* RECORDS PROVIDED *

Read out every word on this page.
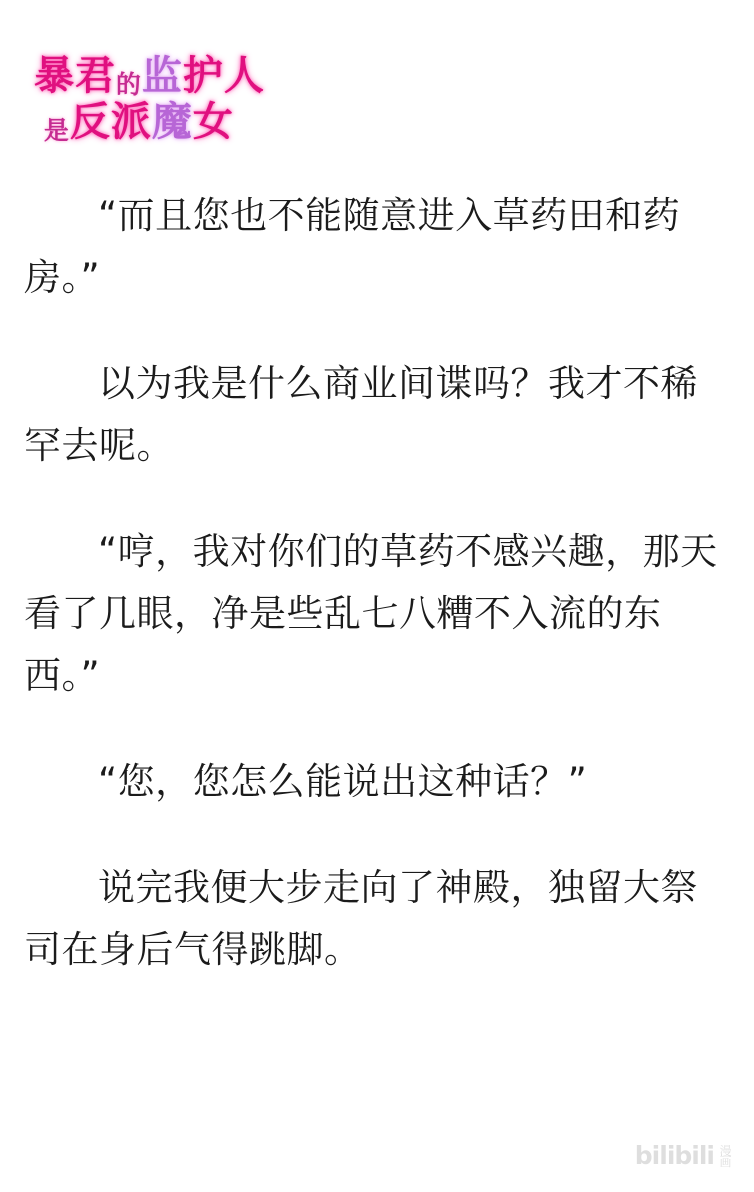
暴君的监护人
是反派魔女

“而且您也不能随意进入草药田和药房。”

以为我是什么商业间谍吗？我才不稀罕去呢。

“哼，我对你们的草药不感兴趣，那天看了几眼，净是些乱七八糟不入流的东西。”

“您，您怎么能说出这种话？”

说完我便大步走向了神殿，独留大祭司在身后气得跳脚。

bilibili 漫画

* * *

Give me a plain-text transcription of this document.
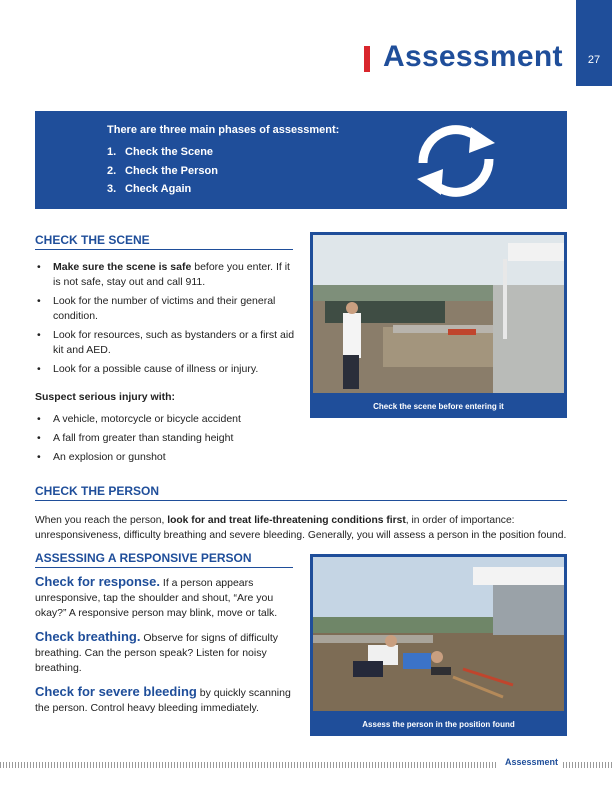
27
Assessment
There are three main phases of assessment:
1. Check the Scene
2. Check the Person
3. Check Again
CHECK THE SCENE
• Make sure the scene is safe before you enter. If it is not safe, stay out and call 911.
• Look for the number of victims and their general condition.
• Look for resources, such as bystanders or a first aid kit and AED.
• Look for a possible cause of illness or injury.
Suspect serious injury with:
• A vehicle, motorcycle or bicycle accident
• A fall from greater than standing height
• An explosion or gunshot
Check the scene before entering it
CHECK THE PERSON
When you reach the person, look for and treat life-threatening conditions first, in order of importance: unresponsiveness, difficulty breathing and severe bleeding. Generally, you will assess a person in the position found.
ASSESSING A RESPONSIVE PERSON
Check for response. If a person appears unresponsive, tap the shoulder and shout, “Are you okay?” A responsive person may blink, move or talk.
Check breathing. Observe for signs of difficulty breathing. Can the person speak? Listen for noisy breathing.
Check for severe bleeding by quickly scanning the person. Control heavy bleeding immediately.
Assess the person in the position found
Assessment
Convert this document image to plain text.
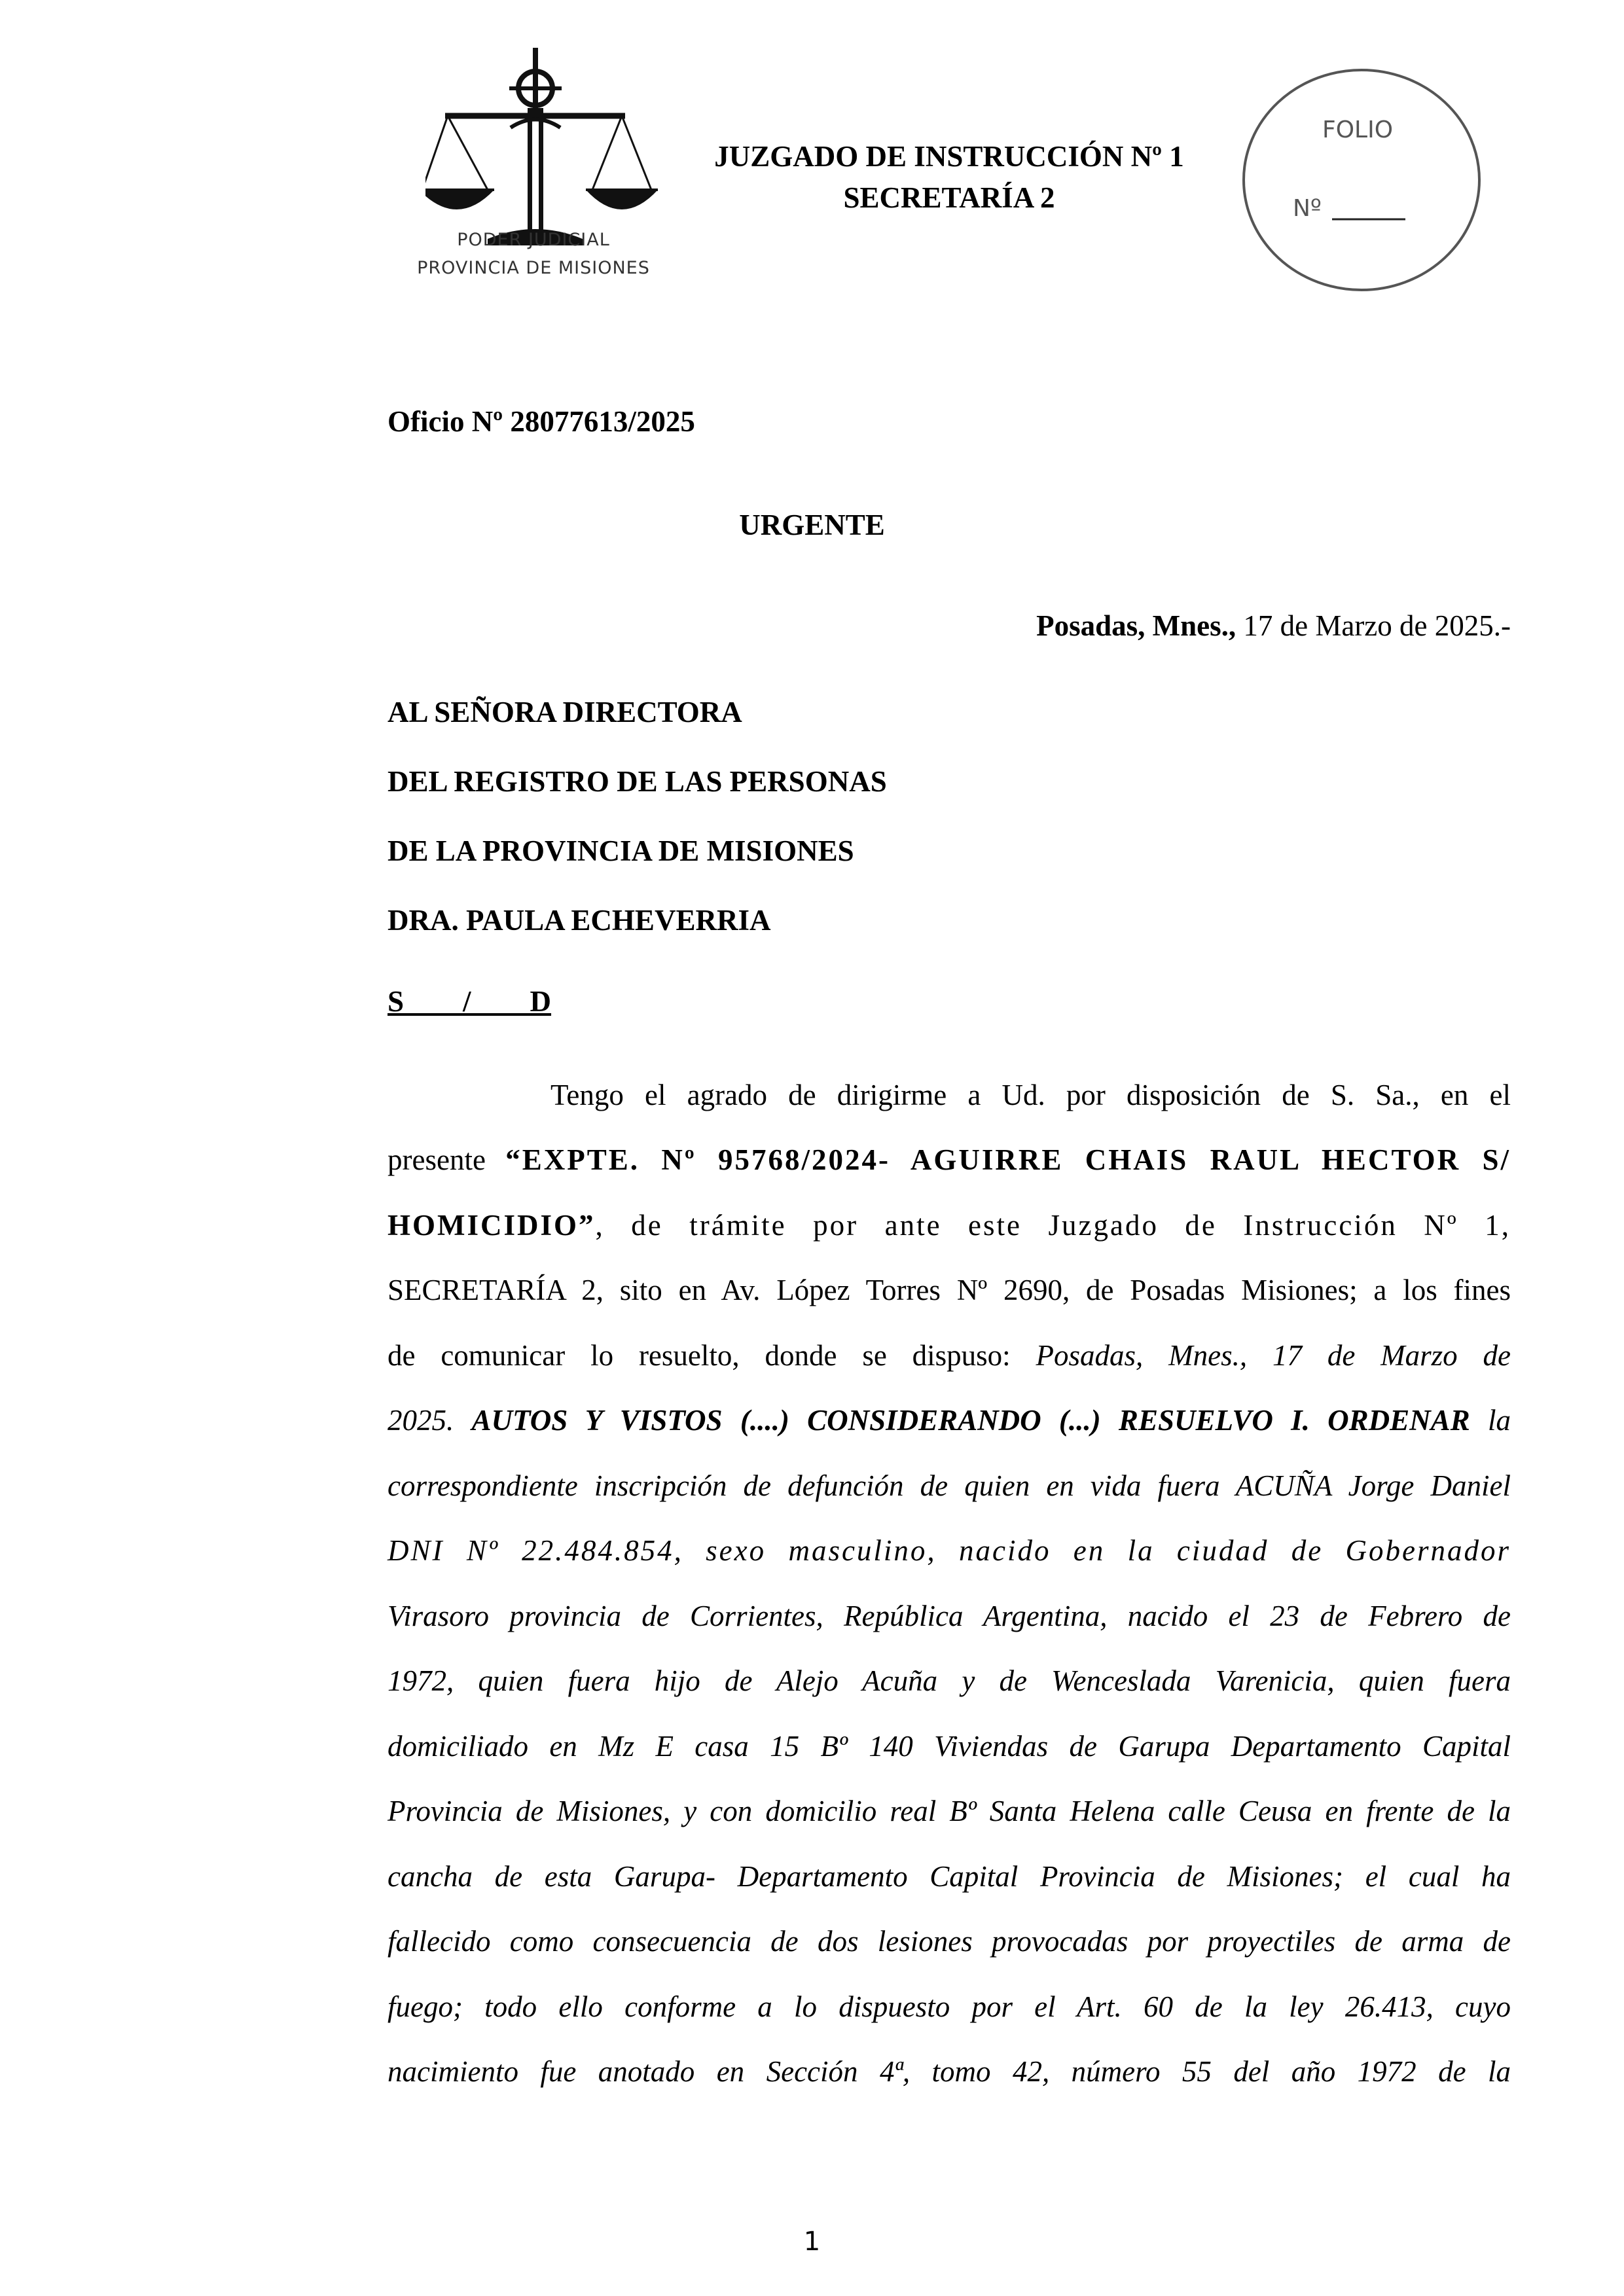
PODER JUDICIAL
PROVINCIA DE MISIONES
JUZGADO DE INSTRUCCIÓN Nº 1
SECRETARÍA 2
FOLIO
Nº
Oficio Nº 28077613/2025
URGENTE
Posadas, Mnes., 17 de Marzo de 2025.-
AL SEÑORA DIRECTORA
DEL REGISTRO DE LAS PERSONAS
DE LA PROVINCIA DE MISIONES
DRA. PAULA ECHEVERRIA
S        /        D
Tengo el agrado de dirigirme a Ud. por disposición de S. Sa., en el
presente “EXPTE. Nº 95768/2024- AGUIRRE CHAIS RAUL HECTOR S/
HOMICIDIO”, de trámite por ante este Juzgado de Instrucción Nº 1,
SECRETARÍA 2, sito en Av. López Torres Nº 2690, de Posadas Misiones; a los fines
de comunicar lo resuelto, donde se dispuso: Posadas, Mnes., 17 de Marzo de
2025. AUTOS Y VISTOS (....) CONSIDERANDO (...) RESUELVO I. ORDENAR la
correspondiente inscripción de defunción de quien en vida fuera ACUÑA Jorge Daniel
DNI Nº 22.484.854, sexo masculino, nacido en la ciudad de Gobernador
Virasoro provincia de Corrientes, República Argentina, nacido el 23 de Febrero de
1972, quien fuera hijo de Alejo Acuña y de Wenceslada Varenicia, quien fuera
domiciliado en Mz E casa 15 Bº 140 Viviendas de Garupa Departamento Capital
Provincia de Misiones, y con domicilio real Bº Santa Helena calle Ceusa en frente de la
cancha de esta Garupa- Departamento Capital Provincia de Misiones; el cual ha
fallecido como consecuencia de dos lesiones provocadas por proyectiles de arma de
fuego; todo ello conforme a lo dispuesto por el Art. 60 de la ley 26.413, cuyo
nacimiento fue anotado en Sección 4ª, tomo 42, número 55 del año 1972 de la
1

* WORK TO BE COMPLETED *
Check each line above for the string "this" and show the ones that have it.

* THE COMPLETED TASK *
Read out every word on this page.
Give me a plain-text transcription of this document.
Convert this document image to plain text.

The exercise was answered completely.